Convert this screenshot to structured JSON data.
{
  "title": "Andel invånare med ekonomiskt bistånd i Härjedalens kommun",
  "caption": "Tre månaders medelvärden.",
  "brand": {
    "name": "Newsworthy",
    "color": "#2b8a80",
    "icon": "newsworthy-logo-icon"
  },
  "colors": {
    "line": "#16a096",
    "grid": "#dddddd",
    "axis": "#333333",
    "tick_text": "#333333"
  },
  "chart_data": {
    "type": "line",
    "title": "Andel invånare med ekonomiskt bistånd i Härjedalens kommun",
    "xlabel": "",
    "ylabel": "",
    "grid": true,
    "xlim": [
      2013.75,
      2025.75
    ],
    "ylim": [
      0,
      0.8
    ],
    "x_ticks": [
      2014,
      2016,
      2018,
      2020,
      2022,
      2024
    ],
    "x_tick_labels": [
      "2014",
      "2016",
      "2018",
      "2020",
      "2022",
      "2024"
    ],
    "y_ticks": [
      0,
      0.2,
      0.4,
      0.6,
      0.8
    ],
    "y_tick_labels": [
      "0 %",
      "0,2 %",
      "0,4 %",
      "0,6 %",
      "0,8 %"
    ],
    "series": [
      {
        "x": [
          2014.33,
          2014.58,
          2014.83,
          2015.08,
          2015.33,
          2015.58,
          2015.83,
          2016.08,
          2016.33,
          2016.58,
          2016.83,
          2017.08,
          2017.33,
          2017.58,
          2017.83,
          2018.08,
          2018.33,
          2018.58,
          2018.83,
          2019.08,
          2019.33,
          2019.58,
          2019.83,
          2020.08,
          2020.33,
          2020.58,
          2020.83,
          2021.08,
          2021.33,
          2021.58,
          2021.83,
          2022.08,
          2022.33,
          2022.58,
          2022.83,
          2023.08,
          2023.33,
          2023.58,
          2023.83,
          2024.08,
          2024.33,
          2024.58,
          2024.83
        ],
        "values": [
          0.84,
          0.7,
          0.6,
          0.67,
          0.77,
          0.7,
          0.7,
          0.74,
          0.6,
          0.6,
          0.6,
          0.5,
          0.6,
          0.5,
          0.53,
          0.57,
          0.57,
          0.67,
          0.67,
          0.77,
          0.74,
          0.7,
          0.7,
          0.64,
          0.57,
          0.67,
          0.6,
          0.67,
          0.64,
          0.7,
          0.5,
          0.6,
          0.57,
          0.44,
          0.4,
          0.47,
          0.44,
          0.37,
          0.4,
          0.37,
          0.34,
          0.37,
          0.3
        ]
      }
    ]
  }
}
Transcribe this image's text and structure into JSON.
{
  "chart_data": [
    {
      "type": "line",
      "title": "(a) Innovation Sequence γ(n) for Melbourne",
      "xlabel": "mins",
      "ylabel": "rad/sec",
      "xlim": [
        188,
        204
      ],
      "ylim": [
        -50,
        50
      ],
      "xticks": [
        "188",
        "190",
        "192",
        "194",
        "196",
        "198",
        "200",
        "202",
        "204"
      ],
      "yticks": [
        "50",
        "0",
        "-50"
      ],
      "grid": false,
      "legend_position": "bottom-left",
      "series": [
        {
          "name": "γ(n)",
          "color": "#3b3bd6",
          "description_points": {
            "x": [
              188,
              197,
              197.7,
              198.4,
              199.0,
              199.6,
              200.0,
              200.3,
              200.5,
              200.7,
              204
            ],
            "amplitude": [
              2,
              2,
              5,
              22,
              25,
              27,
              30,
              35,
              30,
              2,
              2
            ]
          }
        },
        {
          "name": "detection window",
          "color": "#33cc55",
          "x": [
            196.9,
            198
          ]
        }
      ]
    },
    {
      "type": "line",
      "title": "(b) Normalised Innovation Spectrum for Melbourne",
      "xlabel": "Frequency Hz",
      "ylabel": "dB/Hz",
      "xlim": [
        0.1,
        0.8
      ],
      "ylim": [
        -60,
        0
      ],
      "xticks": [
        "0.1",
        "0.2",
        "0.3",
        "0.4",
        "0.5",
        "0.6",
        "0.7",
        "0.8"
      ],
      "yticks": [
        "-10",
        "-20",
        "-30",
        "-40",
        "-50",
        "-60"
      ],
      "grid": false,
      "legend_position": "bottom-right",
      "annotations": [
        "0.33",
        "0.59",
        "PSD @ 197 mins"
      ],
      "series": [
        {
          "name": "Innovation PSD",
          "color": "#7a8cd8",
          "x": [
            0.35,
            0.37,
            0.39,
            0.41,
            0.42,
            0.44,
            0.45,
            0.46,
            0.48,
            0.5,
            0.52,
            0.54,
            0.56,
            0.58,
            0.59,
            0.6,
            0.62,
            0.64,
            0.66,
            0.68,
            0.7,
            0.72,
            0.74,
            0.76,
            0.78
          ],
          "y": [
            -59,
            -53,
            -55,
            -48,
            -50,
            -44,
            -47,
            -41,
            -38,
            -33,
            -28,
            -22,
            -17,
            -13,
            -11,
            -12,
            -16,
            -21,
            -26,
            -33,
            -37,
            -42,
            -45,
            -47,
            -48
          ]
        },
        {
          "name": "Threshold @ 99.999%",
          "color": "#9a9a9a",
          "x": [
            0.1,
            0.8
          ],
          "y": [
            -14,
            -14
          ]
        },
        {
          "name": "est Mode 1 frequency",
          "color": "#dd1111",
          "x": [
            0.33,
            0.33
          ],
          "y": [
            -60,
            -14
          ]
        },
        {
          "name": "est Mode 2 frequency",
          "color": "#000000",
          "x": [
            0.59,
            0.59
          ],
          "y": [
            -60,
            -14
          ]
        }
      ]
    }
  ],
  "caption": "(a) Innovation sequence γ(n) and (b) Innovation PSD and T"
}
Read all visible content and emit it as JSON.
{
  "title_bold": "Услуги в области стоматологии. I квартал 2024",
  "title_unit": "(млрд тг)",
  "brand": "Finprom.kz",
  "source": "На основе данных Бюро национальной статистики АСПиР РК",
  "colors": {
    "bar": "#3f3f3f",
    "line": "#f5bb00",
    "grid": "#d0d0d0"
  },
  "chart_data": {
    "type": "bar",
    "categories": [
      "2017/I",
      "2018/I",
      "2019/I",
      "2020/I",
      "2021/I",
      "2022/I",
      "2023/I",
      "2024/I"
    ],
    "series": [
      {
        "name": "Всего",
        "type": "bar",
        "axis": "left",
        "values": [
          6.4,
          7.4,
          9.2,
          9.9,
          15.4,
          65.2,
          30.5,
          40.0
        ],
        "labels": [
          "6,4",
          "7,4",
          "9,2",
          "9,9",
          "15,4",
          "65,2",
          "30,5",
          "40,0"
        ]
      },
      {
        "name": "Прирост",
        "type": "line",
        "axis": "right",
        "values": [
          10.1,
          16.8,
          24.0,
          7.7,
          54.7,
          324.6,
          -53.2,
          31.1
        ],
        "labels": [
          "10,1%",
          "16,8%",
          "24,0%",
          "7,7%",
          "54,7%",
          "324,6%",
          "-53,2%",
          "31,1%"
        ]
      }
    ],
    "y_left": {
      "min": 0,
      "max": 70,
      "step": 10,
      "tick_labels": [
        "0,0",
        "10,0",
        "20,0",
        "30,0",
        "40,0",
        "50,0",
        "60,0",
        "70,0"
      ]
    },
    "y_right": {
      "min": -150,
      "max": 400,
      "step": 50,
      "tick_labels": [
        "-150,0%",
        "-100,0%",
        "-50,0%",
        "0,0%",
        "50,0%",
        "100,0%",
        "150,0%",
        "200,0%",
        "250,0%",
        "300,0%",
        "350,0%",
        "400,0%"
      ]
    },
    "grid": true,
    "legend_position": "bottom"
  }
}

### To do
Identify each line in the records above that contains the word "caption", and copy it out in full.

### Response to this task
  "caption": "Tre månaders medelvärden.",
  "caption": "(a) Innovation sequence γ(n) and (b) Innovation PSD and T"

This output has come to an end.